Exercise brief:
Every line of the material below should be repeated exactly.

Dataset rows about figures:
##########

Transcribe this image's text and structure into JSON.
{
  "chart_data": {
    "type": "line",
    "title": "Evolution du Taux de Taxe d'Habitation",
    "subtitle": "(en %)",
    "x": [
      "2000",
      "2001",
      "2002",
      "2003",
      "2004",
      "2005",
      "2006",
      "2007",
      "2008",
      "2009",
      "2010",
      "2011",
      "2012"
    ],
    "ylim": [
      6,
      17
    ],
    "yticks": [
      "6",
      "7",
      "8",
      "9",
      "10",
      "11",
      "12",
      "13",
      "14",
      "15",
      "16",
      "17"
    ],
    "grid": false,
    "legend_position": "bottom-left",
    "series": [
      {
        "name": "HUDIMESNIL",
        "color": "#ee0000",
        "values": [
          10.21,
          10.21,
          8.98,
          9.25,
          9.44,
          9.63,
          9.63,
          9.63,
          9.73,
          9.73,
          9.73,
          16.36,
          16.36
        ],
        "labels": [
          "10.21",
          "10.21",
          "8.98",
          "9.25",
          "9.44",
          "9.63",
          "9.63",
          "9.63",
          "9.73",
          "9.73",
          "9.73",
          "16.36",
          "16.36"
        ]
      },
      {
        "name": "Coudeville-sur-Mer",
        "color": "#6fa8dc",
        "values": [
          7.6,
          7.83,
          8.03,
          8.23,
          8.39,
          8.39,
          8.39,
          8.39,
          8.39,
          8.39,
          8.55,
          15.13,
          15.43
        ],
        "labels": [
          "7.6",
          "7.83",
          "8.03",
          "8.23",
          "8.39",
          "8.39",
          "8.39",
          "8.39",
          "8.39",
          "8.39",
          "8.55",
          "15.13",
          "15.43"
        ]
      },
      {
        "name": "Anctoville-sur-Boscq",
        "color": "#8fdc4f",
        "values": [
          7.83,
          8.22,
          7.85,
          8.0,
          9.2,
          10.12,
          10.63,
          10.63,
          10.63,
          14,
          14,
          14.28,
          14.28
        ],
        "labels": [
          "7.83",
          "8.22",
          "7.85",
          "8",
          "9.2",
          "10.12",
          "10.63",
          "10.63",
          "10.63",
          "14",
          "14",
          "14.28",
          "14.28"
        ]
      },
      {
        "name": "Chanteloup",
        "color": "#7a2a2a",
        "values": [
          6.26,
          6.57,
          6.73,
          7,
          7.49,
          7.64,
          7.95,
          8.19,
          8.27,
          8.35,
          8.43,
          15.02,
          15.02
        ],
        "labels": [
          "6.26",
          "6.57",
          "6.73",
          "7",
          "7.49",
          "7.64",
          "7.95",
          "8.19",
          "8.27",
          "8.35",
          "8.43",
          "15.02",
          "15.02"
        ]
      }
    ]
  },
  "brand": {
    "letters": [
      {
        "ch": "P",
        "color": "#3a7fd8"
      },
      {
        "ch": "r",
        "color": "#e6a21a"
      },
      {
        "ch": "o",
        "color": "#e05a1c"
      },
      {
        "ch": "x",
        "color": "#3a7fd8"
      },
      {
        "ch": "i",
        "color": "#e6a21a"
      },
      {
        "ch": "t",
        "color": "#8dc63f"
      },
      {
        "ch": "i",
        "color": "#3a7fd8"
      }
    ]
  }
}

##########

In response:
Transcribe this image's text and structure into JSON.
{
  "chart_data": {
    "type": "line",
    "title": "Evolution du Taux de Taxe d'Habitation",
    "subtitle": "(en %)",
    "x": [
      "2000",
      "2001",
      "2002",
      "2003",
      "2004",
      "2005",
      "2006",
      "2007",
      "2008",
      "2009",
      "2010",
      "2011",
      "2012"
    ],
    "ylim": [
      6,
      17
    ],
    "yticks": [
      "6",
      "7",
      "8",
      "9",
      "10",
      "11",
      "12",
      "13",
      "14",
      "15",
      "16",
      "17"
    ],
    "grid": false,
    "legend_position": "bottom-left",
    "series": [
      {
        "name": "HUDIMESNIL",
        "color": "#ee0000",
        "values": [
          10.21,
          10.21,
          8.98,
          9.25,
          9.44,
          9.63,
          9.63,
          9.63,
          9.73,
          9.73,
          9.73,
          16.36,
          16.36
        ],
        "labels": [
          "10.21",
          "10.21",
          "8.98",
          "9.25",
          "9.44",
          "9.63",
          "9.63",
          "9.63",
          "9.73",
          "9.73",
          "9.73",
          "16.36",
          "16.36"
        ]
      },
      {
        "name": "Coudeville-sur-Mer",
        "color": "#6fa8dc",
        "values": [
          7.6,
          7.83,
          8.03,
          8.23,
          8.39,
          8.39,
          8.39,
          8.39,
          8.39,
          8.39,
          8.55,
          15.13,
          15.43
        ],
        "labels": [
          "7.6",
          "7.83",
          "8.03",
          "8.23",
          "8.39",
          "8.39",
          "8.39",
          "8.39",
          "8.39",
          "8.39",
          "8.55",
          "15.13",
          "15.43"
        ]
      },
      {
        "name": "Anctoville-sur-Boscq",
        "color": "#8fdc4f",
        "values": [
          7.83,
          8.22,
          7.85,
          8.0,
          9.2,
          10.12,
          10.63,
          10.63,
          10.63,
          14,
          14,
          14.28,
          14.28
        ],
        "labels": [
          "7.83",
          "8.22",
          "7.85",
          "8",
          "9.2",
          "10.12",
          "10.63",
          "10.63",
          "10.63",
          "14",
          "14",
          "14.28",
          "14.28"
        ]
      },
      {
        "name": "Chanteloup",
        "color": "#7a2a2a",
        "values": [
          6.26,
          6.57,
          6.73,
          7,
          7.49,
          7.64,
          7.95,
          8.19,
          8.27,
          8.35,
          8.43,
          15.02,
          15.02
        ],
        "labels": [
          "6.26",
          "6.57",
          "6.73",
          "7",
          "7.49",
          "7.64",
          "7.95",
          "8.19",
          "8.27",
          "8.35",
          "8.43",
          "15.02",
          "15.02"
        ]
      }
    ]
  },
  "brand": {
    "letters": [
      {
        "ch": "P",
        "color": "#3a7fd8"
      },
      {
        "ch": "r",
        "color": "#e6a21a"
      },
      {
        "ch": "o",
        "color": "#e05a1c"
      },
      {
        "ch": "x",
        "color": "#3a7fd8"
      },
      {
        "ch": "i",
        "color": "#e6a21a"
      },
      {
        "ch": "t",
        "color": "#8dc63f"
      },
      {
        "ch": "i",
        "color": "#3a7fd8"
      }
    ]
  }
}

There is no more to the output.